Von der Sozialhilfe abhängig werden kann jede Bürgerin und jeder Bürger jederzeit. Sei es durch Schicksalsschläge, wie den Verlust des Arbeitsplatzes gerade in der aktuellen Corona-Krise, sei es durch eine Erkrankung, die die Fortführung der Arbeit nicht erlaubt, oder Veränderungen im privaten Umfeld, wie eine Scheidung. Dennoch lastet auf die Sozialhilfeempfänger ein gesellschaftliches Stigma, das nicht wenige Bedürftige davon abhält, die ihnen zustehenden Leistungen in Anspruch zu nehmen. Bei Menschen mit Migrationshintergrund und unsicherer Bleibeaussichten besteht die Befürchtung, dass sich bei Inanspruchnahme ihre Chancen verschlechtern. Über diese Menschen, die Anrecht auf Unterstützungsleistungen haben, sie aber nicht in Anspruch nehmen, gibt es keine Zahlen.
 
Gemäss Bundesamt für Statistik waren 7'301 Bürger*innen im Kanton Freiburg 2019 Sozialhilfebezüger, davon 2'156 (30%) im Altersbereich 0-17 Jahre und 1'284 (18%) im Altersbereich 46-55 Jahre. Die Geschlechterverteilung war fast ausgeglichen. Den höchsten Anteil davon hatten Ledige. In den letzten sieben Jahren ist der Anteil der längerfristig in Armut Lebenden um 18% angestiegen.
 
In den meisten Fällen sind Kinder mitbetroffen, wenn die Eltern oder ein alleinerziehender Elternteil in die Bedürftigkeit geraten, wodurch sich für sie die Zukunftsaussichten verschlechtern. Jugendliche würden schneller nach dem Schulabschluss arbeiten gehen, um für die Eltern und die Familie zu sorgen.

Zur 'Let’s talk'-Gesprächsrunde am 25. Februar 2021

Eingeladen war die Leiterin Sozialdienst Murten, Isabelle Bohrer, die den Interessierten Rede und Antwort stand. Durch den Talk geführt hat Pascal Känzig, Generalrat in der Fraktion SP/Grüne, unterstützt von Gemeinderat Alexander Schroeter.
 
Zur ersten Frage, wie sich «Corona» auf ihre Arbeit ausgewirkt habe, erklärte Isabelle Bohrer, dass sie bis jetzt nur einen leichten Anstieg an Sozialhilfebezügern zu verzeichnen haben. Sie gehe jedoch davon aus, dass sich diese Situation jederzeit ändern könne, wenn die Kurzarbeit ausläuft und Stellen gestrichen würden oder Firmen in die Insolvenz gingen.
 
Die Frage, inwieweit sie Auswirkungen von «Corona» bei ihren Klienten bemerke, sagte sie, die psychische Belastung stark zu spüren, da ihnen der Kontakt zu anderen Menschen genauso fehle, wie uns allen. Da sie aus diesen Kontakten Kraft mitnähmen für ihren Alltag, erlebe sie immer wieder die pure Verzweiflung und Zukunftsängste. Sie sehe ihre Aufgabe vor allem darin, den Menschen Hoffnung und Zuversicht zu geben und eine Perspektive aufzuzeigen, damit es ihnen besser gehe, wenn sie ihr Büro verliessen.
+ + + + +
#### Aufgaben
• 1. Schreiben Sie bitte aus dem Textauszug die Stelle zwischen „Gemäss Bundesamt für“ und „um 18% angestiegen.“ heraus, beide eingeschlossen.
• 2. Wie viele Personen im Kanton Freiburg bezogen laut dem Textauszug im Jahr 2019 Sozialhilfe?

#### Rohdaten
+ + + + +
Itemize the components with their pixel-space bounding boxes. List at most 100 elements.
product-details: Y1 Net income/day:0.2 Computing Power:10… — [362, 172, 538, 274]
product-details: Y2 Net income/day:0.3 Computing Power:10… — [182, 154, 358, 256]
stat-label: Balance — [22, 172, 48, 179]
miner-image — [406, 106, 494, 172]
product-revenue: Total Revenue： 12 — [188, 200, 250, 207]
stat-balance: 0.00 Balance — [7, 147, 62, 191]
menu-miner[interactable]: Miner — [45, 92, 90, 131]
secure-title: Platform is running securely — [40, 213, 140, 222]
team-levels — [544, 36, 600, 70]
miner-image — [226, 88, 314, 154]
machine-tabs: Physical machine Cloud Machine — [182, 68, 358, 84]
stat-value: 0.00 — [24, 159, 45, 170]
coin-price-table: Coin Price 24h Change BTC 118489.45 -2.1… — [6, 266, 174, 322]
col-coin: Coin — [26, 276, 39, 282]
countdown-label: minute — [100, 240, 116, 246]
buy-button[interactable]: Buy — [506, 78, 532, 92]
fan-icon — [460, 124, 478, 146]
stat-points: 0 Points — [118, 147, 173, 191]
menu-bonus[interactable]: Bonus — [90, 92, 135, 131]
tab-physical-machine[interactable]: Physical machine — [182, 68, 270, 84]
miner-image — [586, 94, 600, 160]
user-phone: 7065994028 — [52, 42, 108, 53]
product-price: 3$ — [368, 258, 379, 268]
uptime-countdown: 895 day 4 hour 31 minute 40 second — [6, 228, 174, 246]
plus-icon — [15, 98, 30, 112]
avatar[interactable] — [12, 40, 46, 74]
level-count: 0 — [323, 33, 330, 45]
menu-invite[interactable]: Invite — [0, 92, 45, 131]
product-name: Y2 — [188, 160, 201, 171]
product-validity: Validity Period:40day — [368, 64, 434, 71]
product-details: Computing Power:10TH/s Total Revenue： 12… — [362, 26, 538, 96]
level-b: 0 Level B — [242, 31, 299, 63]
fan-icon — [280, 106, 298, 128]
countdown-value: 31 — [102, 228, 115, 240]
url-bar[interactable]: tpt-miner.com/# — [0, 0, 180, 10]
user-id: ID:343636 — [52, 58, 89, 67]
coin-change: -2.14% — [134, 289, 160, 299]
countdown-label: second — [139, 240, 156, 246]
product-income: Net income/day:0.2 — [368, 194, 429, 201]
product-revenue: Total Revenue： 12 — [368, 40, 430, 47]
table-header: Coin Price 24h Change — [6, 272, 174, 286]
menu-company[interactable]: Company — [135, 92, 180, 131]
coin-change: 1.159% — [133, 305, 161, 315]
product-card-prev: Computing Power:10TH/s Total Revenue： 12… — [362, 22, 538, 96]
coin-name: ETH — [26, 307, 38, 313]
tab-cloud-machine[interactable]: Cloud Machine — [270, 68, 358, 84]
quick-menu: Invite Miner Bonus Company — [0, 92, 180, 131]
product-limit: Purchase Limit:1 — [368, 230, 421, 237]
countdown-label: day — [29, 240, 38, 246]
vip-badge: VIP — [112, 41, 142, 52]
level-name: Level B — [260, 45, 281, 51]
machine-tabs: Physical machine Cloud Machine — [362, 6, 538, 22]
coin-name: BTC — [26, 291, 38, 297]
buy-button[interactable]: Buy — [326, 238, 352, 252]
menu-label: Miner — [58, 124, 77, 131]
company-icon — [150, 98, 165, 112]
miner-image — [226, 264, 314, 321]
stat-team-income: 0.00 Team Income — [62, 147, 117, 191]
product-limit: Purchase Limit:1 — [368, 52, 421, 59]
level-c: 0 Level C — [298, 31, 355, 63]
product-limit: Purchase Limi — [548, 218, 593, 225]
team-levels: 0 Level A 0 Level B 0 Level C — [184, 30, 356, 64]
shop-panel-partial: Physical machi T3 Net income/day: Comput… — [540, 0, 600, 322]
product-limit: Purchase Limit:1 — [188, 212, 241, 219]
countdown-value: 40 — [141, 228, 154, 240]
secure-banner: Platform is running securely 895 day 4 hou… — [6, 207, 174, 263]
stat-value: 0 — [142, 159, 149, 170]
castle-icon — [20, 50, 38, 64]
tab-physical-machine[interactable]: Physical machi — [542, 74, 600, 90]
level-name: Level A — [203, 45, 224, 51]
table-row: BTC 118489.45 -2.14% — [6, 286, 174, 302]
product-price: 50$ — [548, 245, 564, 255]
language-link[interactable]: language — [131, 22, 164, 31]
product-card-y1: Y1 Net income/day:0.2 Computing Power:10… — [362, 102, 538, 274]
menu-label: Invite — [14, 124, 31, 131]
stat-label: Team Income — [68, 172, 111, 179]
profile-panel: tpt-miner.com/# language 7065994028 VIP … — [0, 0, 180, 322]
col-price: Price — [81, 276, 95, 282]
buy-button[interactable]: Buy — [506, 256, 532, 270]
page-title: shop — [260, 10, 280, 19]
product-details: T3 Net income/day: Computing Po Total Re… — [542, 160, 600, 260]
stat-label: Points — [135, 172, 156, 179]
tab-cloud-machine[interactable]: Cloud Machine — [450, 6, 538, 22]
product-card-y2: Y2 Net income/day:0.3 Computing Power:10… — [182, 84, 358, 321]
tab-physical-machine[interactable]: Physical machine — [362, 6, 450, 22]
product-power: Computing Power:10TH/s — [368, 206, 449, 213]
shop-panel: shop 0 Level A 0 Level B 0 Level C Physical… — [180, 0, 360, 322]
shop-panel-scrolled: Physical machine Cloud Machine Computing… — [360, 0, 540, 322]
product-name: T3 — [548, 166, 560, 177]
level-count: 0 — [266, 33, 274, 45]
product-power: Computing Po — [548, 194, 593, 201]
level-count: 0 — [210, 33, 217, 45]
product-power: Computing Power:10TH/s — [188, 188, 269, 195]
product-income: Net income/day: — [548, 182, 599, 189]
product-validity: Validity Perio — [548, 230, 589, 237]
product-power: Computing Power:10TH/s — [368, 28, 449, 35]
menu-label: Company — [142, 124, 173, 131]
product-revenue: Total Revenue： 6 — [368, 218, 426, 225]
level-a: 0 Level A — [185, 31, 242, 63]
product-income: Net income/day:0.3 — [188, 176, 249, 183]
+ + + + +
#### Lösungen
• 1.
Gemäss Bundesamt für Statistik waren 7'301 Bürger*innen im Kanton Freiburg 2019 Sozialhilfebezüger, davon 2'156 (30%) im Altersbereich 0-17 Jahre und 1'284 (18%) im Altersbereich 46-55 Jahre. Die Geschlechterverteilung war fast ausgeglichen. Den höchsten Anteil davon hatten Ledige. In den letzten sieben Jahren ist der Anteil der längerfristig in Armut Lebenden um 18% angestiegen.

• 2. 7'301 Bürger*innen.